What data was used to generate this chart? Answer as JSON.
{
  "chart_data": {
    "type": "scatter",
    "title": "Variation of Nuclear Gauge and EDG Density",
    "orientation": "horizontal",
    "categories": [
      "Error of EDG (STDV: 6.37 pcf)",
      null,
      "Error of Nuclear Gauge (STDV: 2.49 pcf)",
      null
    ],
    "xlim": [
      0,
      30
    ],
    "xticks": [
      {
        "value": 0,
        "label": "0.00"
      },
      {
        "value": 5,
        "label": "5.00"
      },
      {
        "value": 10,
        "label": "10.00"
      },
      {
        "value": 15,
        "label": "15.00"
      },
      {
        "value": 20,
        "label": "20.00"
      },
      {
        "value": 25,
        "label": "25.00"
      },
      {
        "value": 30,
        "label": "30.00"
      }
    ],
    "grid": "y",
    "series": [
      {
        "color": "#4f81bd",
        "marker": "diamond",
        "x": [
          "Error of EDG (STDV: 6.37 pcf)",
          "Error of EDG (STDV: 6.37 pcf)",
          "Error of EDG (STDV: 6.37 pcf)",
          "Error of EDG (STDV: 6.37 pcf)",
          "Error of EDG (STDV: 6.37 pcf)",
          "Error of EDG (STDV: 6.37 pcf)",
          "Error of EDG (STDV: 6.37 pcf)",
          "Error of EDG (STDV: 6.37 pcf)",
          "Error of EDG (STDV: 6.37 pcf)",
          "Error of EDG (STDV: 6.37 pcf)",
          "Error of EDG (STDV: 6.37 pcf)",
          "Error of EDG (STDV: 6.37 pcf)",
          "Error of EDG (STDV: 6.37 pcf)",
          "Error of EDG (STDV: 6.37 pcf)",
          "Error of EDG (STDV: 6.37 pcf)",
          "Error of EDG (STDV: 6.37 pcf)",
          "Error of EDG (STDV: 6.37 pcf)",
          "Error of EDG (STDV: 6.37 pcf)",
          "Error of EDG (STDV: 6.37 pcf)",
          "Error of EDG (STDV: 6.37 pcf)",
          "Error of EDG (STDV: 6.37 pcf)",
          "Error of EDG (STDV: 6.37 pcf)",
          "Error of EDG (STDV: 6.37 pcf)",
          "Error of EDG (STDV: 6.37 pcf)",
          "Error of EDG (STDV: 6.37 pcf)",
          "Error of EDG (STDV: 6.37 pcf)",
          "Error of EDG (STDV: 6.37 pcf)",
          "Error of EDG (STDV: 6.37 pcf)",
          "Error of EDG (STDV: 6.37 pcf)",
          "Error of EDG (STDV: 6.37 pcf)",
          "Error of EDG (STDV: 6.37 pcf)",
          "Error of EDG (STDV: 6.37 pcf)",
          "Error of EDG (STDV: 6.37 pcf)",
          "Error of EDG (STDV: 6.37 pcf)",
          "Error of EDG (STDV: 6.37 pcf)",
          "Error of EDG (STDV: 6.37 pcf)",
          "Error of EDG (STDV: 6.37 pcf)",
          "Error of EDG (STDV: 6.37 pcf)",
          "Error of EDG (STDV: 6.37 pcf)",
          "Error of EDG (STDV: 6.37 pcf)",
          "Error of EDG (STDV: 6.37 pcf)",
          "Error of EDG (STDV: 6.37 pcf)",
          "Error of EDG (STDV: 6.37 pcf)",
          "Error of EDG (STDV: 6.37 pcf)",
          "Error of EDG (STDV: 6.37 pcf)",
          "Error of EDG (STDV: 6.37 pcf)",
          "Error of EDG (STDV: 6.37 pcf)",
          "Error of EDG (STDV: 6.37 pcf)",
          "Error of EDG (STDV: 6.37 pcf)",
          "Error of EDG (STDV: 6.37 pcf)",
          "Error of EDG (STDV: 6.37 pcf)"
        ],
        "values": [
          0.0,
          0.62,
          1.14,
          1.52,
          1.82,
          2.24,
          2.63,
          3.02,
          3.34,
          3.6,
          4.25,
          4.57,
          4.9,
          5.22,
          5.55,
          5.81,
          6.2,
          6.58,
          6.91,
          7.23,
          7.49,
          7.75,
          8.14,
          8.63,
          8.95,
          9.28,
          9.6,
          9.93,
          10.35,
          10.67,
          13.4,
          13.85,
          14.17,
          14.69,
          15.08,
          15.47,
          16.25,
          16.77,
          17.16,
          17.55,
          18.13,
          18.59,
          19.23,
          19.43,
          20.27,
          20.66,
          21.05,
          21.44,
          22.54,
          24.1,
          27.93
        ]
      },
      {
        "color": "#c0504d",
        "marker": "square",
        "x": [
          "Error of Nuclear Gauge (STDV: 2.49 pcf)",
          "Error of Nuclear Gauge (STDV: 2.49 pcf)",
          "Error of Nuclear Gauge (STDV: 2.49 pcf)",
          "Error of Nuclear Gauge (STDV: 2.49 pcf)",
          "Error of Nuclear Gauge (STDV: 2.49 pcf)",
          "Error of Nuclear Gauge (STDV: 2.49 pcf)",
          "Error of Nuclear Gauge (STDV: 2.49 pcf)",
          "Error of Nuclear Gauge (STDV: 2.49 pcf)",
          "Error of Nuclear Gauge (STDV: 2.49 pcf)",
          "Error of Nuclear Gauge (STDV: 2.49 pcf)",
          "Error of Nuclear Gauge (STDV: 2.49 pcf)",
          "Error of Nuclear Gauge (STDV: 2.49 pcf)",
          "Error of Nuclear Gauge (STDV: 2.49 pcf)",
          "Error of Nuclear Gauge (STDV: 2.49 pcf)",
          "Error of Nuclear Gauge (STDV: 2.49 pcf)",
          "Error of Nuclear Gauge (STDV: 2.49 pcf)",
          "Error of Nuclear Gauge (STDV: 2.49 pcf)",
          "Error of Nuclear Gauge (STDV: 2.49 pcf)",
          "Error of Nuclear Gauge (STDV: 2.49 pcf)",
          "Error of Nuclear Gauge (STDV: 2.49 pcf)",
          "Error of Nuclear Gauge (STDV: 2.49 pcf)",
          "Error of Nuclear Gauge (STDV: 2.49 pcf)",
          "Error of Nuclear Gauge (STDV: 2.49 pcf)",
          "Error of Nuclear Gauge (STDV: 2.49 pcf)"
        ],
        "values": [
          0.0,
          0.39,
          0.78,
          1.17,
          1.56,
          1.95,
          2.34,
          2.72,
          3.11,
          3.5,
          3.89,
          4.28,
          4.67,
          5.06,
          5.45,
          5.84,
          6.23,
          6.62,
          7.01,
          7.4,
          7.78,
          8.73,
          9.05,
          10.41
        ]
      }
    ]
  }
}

* * *

§ JOB: Every entry must be quoted exactly as it appears above.

§ COMPLETED TASK:
What data was used to generate this chart? Answer as JSON.
{
  "chart_data": {
    "type": "scatter",
    "title": "Variation of Nuclear Gauge and EDG Density",
    "orientation": "horizontal",
    "categories": [
      "Error of EDG (STDV: 6.37 pcf)",
      null,
      "Error of Nuclear Gauge (STDV: 2.49 pcf)",
      null
    ],
    "xlim": [
      0,
      30
    ],
    "xticks": [
      {
        "value": 0,
        "label": "0.00"
      },
      {
        "value": 5,
        "label": "5.00"
      },
      {
        "value": 10,
        "label": "10.00"
      },
      {
        "value": 15,
        "label": "15.00"
      },
      {
        "value": 20,
        "label": "20.00"
      },
      {
        "value": 25,
        "label": "25.00"
      },
      {
        "value": 30,
        "label": "30.00"
      }
    ],
    "grid": "y",
    "series": [
      {
        "color": "#4f81bd",
        "marker": "diamond",
        "x": [
          "Error of EDG (STDV: 6.37 pcf)",
          "Error of EDG (STDV: 6.37 pcf)",
          "Error of EDG (STDV: 6.37 pcf)",
          "Error of EDG (STDV: 6.37 pcf)",
          "Error of EDG (STDV: 6.37 pcf)",
          "Error of EDG (STDV: 6.37 pcf)",
          "Error of EDG (STDV: 6.37 pcf)",
          "Error of EDG (STDV: 6.37 pcf)",
          "Error of EDG (STDV: 6.37 pcf)",
          "Error of EDG (STDV: 6.37 pcf)",
          "Error of EDG (STDV: 6.37 pcf)",
          "Error of EDG (STDV: 6.37 pcf)",
          "Error of EDG (STDV: 6.37 pcf)",
          "Error of EDG (STDV: 6.37 pcf)",
          "Error of EDG (STDV: 6.37 pcf)",
          "Error of EDG (STDV: 6.37 pcf)",
          "Error of EDG (STDV: 6.37 pcf)",
          "Error of EDG (STDV: 6.37 pcf)",
          "Error of EDG (STDV: 6.37 pcf)",
          "Error of EDG (STDV: 6.37 pcf)",
          "Error of EDG (STDV: 6.37 pcf)",
          "Error of EDG (STDV: 6.37 pcf)",
          "Error of EDG (STDV: 6.37 pcf)",
          "Error of EDG (STDV: 6.37 pcf)",
          "Error of EDG (STDV: 6.37 pcf)",
          "Error of EDG (STDV: 6.37 pcf)",
          "Error of EDG (STDV: 6.37 pcf)",
          "Error of EDG (STDV: 6.37 pcf)",
          "Error of EDG (STDV: 6.37 pcf)",
          "Error of EDG (STDV: 6.37 pcf)",
          "Error of EDG (STDV: 6.37 pcf)",
          "Error of EDG (STDV: 6.37 pcf)",
          "Error of EDG (STDV: 6.37 pcf)",
          "Error of EDG (STDV: 6.37 pcf)",
          "Error of EDG (STDV: 6.37 pcf)",
          "Error of EDG (STDV: 6.37 pcf)",
          "Error of EDG (STDV: 6.37 pcf)",
          "Error of EDG (STDV: 6.37 pcf)",
          "Error of EDG (STDV: 6.37 pcf)",
          "Error of EDG (STDV: 6.37 pcf)",
          "Error of EDG (STDV: 6.37 pcf)",
          "Error of EDG (STDV: 6.37 pcf)",
          "Error of EDG (STDV: 6.37 pcf)",
          "Error of EDG (STDV: 6.37 pcf)",
          "Error of EDG (STDV: 6.37 pcf)",
          "Error of EDG (STDV: 6.37 pcf)",
          "Error of EDG (STDV: 6.37 pcf)",
          "Error of EDG (STDV: 6.37 pcf)",
          "Error of EDG (STDV: 6.37 pcf)",
          "Error of EDG (STDV: 6.37 pcf)",
          "Error of EDG (STDV: 6.37 pcf)"
        ],
        "values": [
          0.0,
          0.62,
          1.14,
          1.52,
          1.82,
          2.24,
          2.63,
          3.02,
          3.34,
          3.6,
          4.25,
          4.57,
          4.9,
          5.22,
          5.55,
          5.81,
          6.2,
          6.58,
          6.91,
          7.23,
          7.49,
          7.75,
          8.14,
          8.63,
          8.95,
          9.28,
          9.6,
          9.93,
          10.35,
          10.67,
          13.4,
          13.85,
          14.17,
          14.69,
          15.08,
          15.47,
          16.25,
          16.77,
          17.16,
          17.55,
          18.13,
          18.59,
          19.23,
          19.43,
          20.27,
          20.66,
          21.05,
          21.44,
          22.54,
          24.1,
          27.93
        ]
      },
      {
        "color": "#c0504d",
        "marker": "square",
        "x": [
          "Error of Nuclear Gauge (STDV: 2.49 pcf)",
          "Error of Nuclear Gauge (STDV: 2.49 pcf)",
          "Error of Nuclear Gauge (STDV: 2.49 pcf)",
          "Error of Nuclear Gauge (STDV: 2.49 pcf)",
          "Error of Nuclear Gauge (STDV: 2.49 pcf)",
          "Error of Nuclear Gauge (STDV: 2.49 pcf)",
          "Error of Nuclear Gauge (STDV: 2.49 pcf)",
          "Error of Nuclear Gauge (STDV: 2.49 pcf)",
          "Error of Nuclear Gauge (STDV: 2.49 pcf)",
          "Error of Nuclear Gauge (STDV: 2.49 pcf)",
          "Error of Nuclear Gauge (STDV: 2.49 pcf)",
          "Error of Nuclear Gauge (STDV: 2.49 pcf)",
          "Error of Nuclear Gauge (STDV: 2.49 pcf)",
          "Error of Nuclear Gauge (STDV: 2.49 pcf)",
          "Error of Nuclear Gauge (STDV: 2.49 pcf)",
          "Error of Nuclear Gauge (STDV: 2.49 pcf)",
          "Error of Nuclear Gauge (STDV: 2.49 pcf)",
          "Error of Nuclear Gauge (STDV: 2.49 pcf)",
          "Error of Nuclear Gauge (STDV: 2.49 pcf)",
          "Error of Nuclear Gauge (STDV: 2.49 pcf)",
          "Error of Nuclear Gauge (STDV: 2.49 pcf)",
          "Error of Nuclear Gauge (STDV: 2.49 pcf)",
          "Error of Nuclear Gauge (STDV: 2.49 pcf)",
          "Error of Nuclear Gauge (STDV: 2.49 pcf)"
        ],
        "values": [
          0.0,
          0.39,
          0.78,
          1.17,
          1.56,
          1.95,
          2.34,
          2.72,
          3.11,
          3.5,
          3.89,
          4.28,
          4.67,
          5.06,
          5.45,
          5.84,
          6.23,
          6.62,
          7.01,
          7.4,
          7.78,
          8.73,
          9.05,
          10.41
        ]
      }
    ]
  }
}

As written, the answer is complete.